### Written request
Output every entry exactly as given.

### Dataset records
■ ■ ■ ■ ■

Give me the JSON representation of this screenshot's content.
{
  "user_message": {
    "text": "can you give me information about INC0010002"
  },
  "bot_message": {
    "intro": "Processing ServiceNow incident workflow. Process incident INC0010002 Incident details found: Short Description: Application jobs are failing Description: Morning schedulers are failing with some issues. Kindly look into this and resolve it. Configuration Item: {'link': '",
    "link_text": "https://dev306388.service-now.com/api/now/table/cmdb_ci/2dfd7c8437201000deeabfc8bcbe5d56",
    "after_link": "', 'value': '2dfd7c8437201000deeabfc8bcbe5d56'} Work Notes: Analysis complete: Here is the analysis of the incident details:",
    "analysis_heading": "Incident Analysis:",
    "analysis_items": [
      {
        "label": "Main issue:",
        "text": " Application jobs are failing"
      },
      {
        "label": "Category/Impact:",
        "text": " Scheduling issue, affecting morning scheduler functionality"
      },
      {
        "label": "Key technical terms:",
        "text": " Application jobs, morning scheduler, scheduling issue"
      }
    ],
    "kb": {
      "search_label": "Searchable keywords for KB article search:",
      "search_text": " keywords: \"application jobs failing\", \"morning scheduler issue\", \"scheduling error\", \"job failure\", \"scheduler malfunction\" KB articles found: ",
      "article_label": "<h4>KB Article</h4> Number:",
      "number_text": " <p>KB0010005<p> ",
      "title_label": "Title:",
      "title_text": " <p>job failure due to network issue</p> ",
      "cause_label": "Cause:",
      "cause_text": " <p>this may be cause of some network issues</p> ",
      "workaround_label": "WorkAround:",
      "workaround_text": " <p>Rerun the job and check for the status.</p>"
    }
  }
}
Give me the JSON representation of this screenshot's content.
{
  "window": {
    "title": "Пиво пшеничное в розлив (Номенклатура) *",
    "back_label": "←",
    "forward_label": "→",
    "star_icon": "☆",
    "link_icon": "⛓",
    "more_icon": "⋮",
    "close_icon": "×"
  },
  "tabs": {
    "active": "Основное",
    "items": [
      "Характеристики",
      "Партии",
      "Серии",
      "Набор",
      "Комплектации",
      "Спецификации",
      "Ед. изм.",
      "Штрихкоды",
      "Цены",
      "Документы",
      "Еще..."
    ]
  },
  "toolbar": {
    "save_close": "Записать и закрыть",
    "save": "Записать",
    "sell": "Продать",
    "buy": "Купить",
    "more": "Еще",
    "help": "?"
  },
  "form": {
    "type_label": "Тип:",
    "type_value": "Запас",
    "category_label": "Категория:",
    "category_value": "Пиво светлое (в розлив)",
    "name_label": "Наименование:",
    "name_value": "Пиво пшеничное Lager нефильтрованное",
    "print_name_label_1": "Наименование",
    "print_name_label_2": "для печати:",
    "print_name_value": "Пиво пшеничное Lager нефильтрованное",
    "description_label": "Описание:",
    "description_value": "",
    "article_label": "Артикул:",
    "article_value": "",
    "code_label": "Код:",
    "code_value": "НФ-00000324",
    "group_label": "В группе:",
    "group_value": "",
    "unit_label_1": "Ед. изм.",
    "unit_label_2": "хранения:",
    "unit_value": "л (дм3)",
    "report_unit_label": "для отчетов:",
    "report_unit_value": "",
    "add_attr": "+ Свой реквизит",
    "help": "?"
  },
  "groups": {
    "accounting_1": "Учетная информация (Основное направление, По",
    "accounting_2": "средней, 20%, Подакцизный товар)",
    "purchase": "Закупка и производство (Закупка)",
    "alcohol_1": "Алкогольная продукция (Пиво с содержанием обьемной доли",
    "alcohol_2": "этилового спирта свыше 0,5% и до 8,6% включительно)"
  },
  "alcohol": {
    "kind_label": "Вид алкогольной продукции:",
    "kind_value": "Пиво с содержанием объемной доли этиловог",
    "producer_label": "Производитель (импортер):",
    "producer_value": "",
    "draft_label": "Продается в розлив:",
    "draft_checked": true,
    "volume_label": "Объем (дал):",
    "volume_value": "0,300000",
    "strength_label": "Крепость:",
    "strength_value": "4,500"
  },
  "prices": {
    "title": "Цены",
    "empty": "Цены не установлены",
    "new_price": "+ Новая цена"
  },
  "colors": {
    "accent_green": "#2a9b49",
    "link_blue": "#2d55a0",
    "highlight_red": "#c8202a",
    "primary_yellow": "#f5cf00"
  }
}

■ ■ ■ ■ ■

### Output for this task
Give me the JSON representation of this screenshot's content.
{
  "user_message": {
    "text": "can you give me information about INC0010002"
  },
  "bot_message": {
    "intro": "Processing ServiceNow incident workflow. Process incident INC0010002 Incident details found: Short Description: Application jobs are failing Description: Morning schedulers are failing with some issues. Kindly look into this and resolve it. Configuration Item: {'link': '",
    "link_text": "https://dev306388.service-now.com/api/now/table/cmdb_ci/2dfd7c8437201000deeabfc8bcbe5d56",
    "after_link": "', 'value': '2dfd7c8437201000deeabfc8bcbe5d56'} Work Notes: Analysis complete: Here is the analysis of the incident details:",
    "analysis_heading": "Incident Analysis:",
    "analysis_items": [
      {
        "label": "Main issue:",
        "text": " Application jobs are failing"
      },
      {
        "label": "Category/Impact:",
        "text": " Scheduling issue, affecting morning scheduler functionality"
      },
      {
        "label": "Key technical terms:",
        "text": " Application jobs, morning scheduler, scheduling issue"
      }
    ],
    "kb": {
      "search_label": "Searchable keywords for KB article search:",
      "search_text": " keywords: \"application jobs failing\", \"morning scheduler issue\", \"scheduling error\", \"job failure\", \"scheduler malfunction\" KB articles found: ",
      "article_label": "<h4>KB Article</h4> Number:",
      "number_text": " <p>KB0010005<p> ",
      "title_label": "Title:",
      "title_text": " <p>job failure due to network issue</p> ",
      "cause_label": "Cause:",
      "cause_text": " <p>this may be cause of some network issues</p> ",
      "workaround_label": "WorkAround:",
      "workaround_text": " <p>Rerun the job and check for the status.</p>"
    }
  }
}
Give me the JSON representation of this screenshot's content.
{
  "window": {
    "title": "Пиво пшеничное в розлив (Номенклатура) *",
    "back_label": "←",
    "forward_label": "→",
    "star_icon": "☆",
    "link_icon": "⛓",
    "more_icon": "⋮",
    "close_icon": "×"
  },
  "tabs": {
    "active": "Основное",
    "items": [
      "Характеристики",
      "Партии",
      "Серии",
      "Набор",
      "Комплектации",
      "Спецификации",
      "Ед. изм.",
      "Штрихкоды",
      "Цены",
      "Документы",
      "Еще..."
    ]
  },
  "toolbar": {
    "save_close": "Записать и закрыть",
    "save": "Записать",
    "sell": "Продать",
    "buy": "Купить",
    "more": "Еще",
    "help": "?"
  },
  "form": {
    "type_label": "Тип:",
    "type_value": "Запас",
    "category_label": "Категория:",
    "category_value": "Пиво светлое (в розлив)",
    "name_label": "Наименование:",
    "name_value": "Пиво пшеничное Lager нефильтрованное",
    "print_name_label_1": "Наименование",
    "print_name_label_2": "для печати:",
    "print_name_value": "Пиво пшеничное Lager нефильтрованное",
    "description_label": "Описание:",
    "description_value": "",
    "article_label": "Артикул:",
    "article_value": "",
    "code_label": "Код:",
    "code_value": "НФ-00000324",
    "group_label": "В группе:",
    "group_value": "",
    "unit_label_1": "Ед. изм.",
    "unit_label_2": "хранения:",
    "unit_value": "л (дм3)",
    "report_unit_label": "для отчетов:",
    "report_unit_value": "",
    "add_attr": "+ Свой реквизит",
    "help": "?"
  },
  "groups": {
    "accounting_1": "Учетная информация (Основное направление, По",
    "accounting_2": "средней, 20%, Подакцизный товар)",
    "purchase": "Закупка и производство (Закупка)",
    "alcohol_1": "Алкогольная продукция (Пиво с содержанием обьемной доли",
    "alcohol_2": "этилового спирта свыше 0,5% и до 8,6% включительно)"
  },
  "alcohol": {
    "kind_label": "Вид алкогольной продукции:",
    "kind_value": "Пиво с содержанием объемной доли этиловог",
    "producer_label": "Производитель (импортер):",
    "producer_value": "",
    "draft_label": "Продается в розлив:",
    "draft_checked": true,
    "volume_label": "Объем (дал):",
    "volume_value": "0,300000",
    "strength_label": "Крепость:",
    "strength_value": "4,500"
  },
  "prices": {
    "title": "Цены",
    "empty": "Цены не установлены",
    "new_price": "+ Новая цена"
  },
  "colors": {
    "accent_green": "#2a9b49",
    "link_blue": "#2d55a0",
    "highlight_red": "#c8202a",
    "primary_yellow": "#f5cf00"
  }
}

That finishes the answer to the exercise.